*What you will do*.
Note each line that includes the word "témoins". Copy those lines.

** start Given data **

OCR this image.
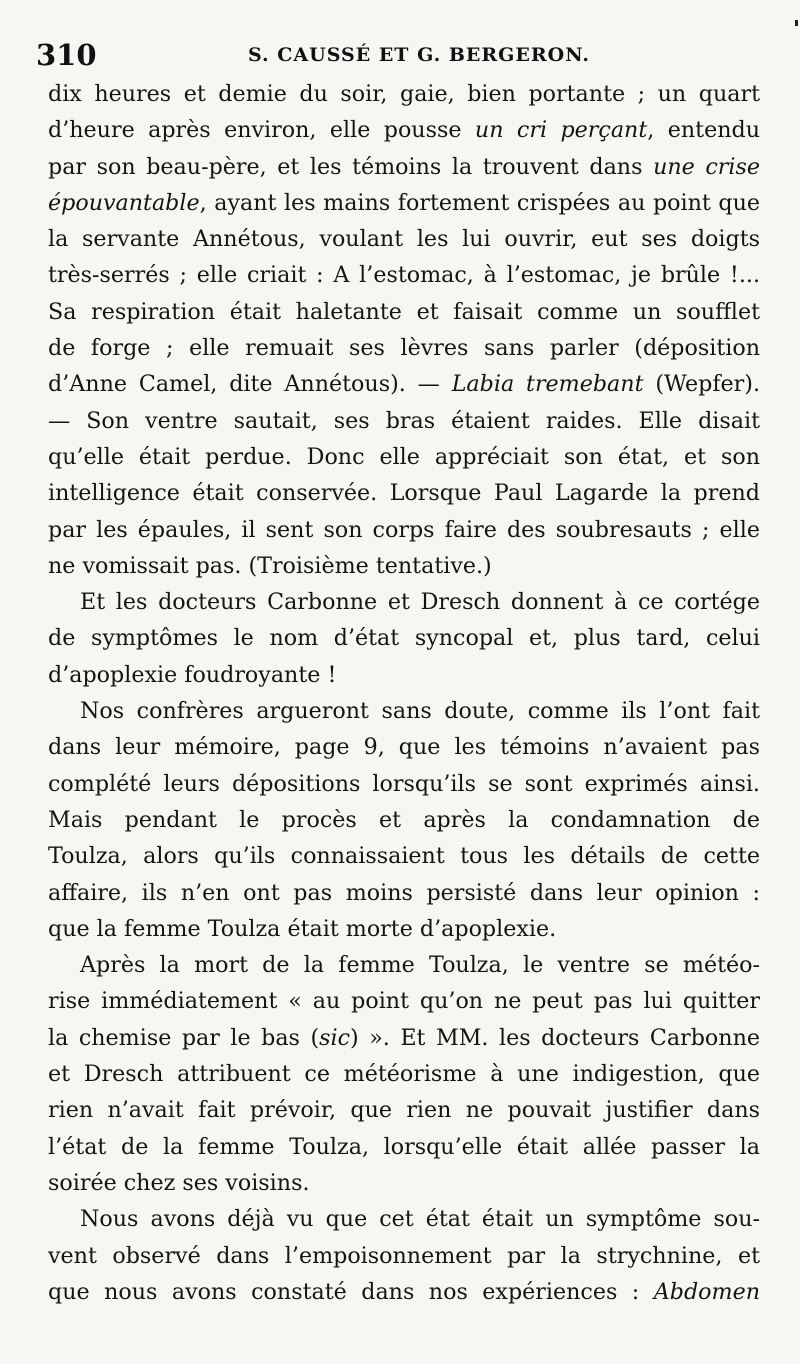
310	S. CAUSSÉ ET G. BERGERON.
dix heures et demie du soir, gaie, bien portante ; un quart
d’heure après environ, elle pousse un cri perçant, entendu
par son beau-père, et les témoins la trouvent dans une crise
épouvantable, ayant les mains fortement crispées au point que
la servante Annétous, voulant les lui ouvrir, eut ses doigts
très-serrés ; elle criait : A l’estomac, à l’estomac, je brûle !...
Sa respiration était haletante et faisait comme un soufflet
de forge ; elle remuait ses lèvres sans parler (déposition
d’Anne Camel, dite Annétous). — Labia tremebant (Wepfer).
— Son ventre sautait, ses bras étaient raides. Elle disait
qu’elle était perdue. Donc elle appréciait son état, et son
intelligence était conservée. Lorsque Paul Lagarde la prend
par les épaules, il sent son corps faire des soubresauts ; elle
ne vomissait pas. (Troisième tentative.)
Et les docteurs Carbonne et Dresch donnent à ce cortége
de symptômes le nom d’état syncopal et, plus tard, celui
d’apoplexie foudroyante !
Nos confrères argueront sans doute, comme ils l’ont fait
dans leur mémoire, page 9, que les témoins n’avaient pas
complété leurs dépositions lorsqu’ils se sont exprimés ainsi.
Mais pendant le procès et après la condamnation de
Toulza, alors qu’ils connaissaient tous les détails de cette
affaire, ils n’en ont pas moins persisté dans leur opinion :
que la femme Toulza était morte d’apoplexie.
Après la mort de la femme Toulza, le ventre se météo-
rise immédiatement « au point qu’on ne peut pas lui quitter
la chemise par le bas (sic) ». Et MM. les docteurs Carbonne
et Dresch attribuent ce météorisme à une indigestion, que
rien n’avait fait prévoir, que rien ne pouvait justifier dans
l’état de la femme Toulza, lorsqu’elle était allée passer la
soirée chez ses voisins.
Nous avons déjà vu que cet état était un symptôme sou-
vent observé dans l’empoisonnement par la strychnine, et
que nous avons constaté dans nos expériences : Abdomen
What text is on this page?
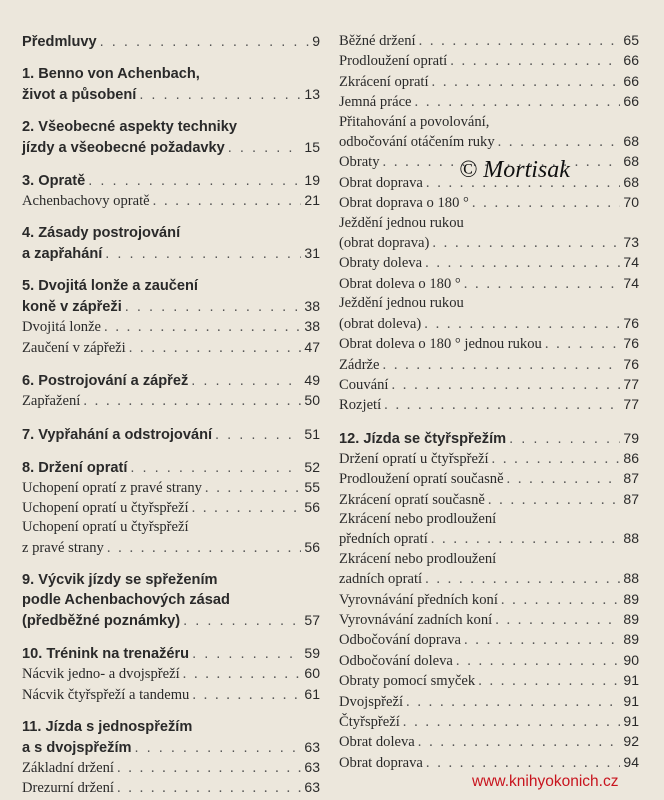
Předmluvy . . .	9
1. Benno von Achenbach,
život a působení . . .	13
2. Všeobecné aspekty techniky
jízdy a všeobecné požadavky . . .	15
3. Opratě . . .	19
Achenbachovy opratě . . .	21
4. Zásady postrojování
a zapřahání . . .	31
5. Dvojitá lonže a zaučení
koně v zápřeži . . .	38
Dvojitá lonže . . .	38
Zaučení v zápřeži . . .	47
6. Postrojování a zápřež . . .	49
Zapřažení . . .	50
7. Vypřahání a odstrojování . . .	51
8. Držení opratí . . .	52
Uchopení opratí z pravé strany . . .	55
Uchopení opratí u čtyřspřeží . . .	56
Uchopení opratí u čtyřspřeží
z pravé strany . . .	56
9. Výcvik jízdy se spřežením
podle Achenbachových zásad
(předběžné poznámky) . . .	57
10. Trénink na trenažéru . . .	59
Nácvik jedno- a dvojspřeží . . .	60
Nácvik čtyřspřeží a tandemu . . .	61
11. Jízda s jednospřežím
a s dvojspřežím . . .	63
Základní držení . . .	63
Drezurní držení . . .	63
Běžné držení . . .	65
Prodloužení opratí . . .	66
Zkrácení opratí . . .	66
Jemná práce . . .	66
Přitahování a povolování,
odbočování otáčením ruky . . .	68
Obraty . . .	68
Obrat doprava . . .	68
Obrat doprava o 180 ° . . .	70
Ježdění jednou rukou
(obrat doprava) . . .	73
Obraty doleva . . .	74
Obrat doleva o 180 ° . . .	74
Ježdění jednou rukou
(obrat doleva) . . .	76
Obrat doleva o 180 ° jednou rukou . . .	76
Zádrže . . .	76
Couvání . . .	77
Rozjetí . . .	77
12. Jízda se čtyřspřežím . . .	79
Držení opratí u čtyřspřeží . . .	86
Prodloužení opratí současně . . .	87
Zkrácení opratí současně . . .	87
Zkrácení nebo prodloužení
předních opratí . . .	88
Zkrácení nebo prodloužení
zadních opratí . . .	88
Vyrovnávání předních koní . . .	89
Vyrovnávání zadních koní . . .	89
Odbočování doprava . . .	89
Odbočování doleva . . .	90
Obraty pomocí smyček . . .	91
Dvojspřeží . . .	91
Čtyřspřeží . . .	91
Obrat doleva . . .	92
Obrat doprava . . .	94
© Mortisak
www.knihyokonich.cz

** end Given data **

*Written answer*.
par son beau-père, et les témoins la trouvent dans une crise
dans leur mémoire, page 9, que les témoins n’avaient pas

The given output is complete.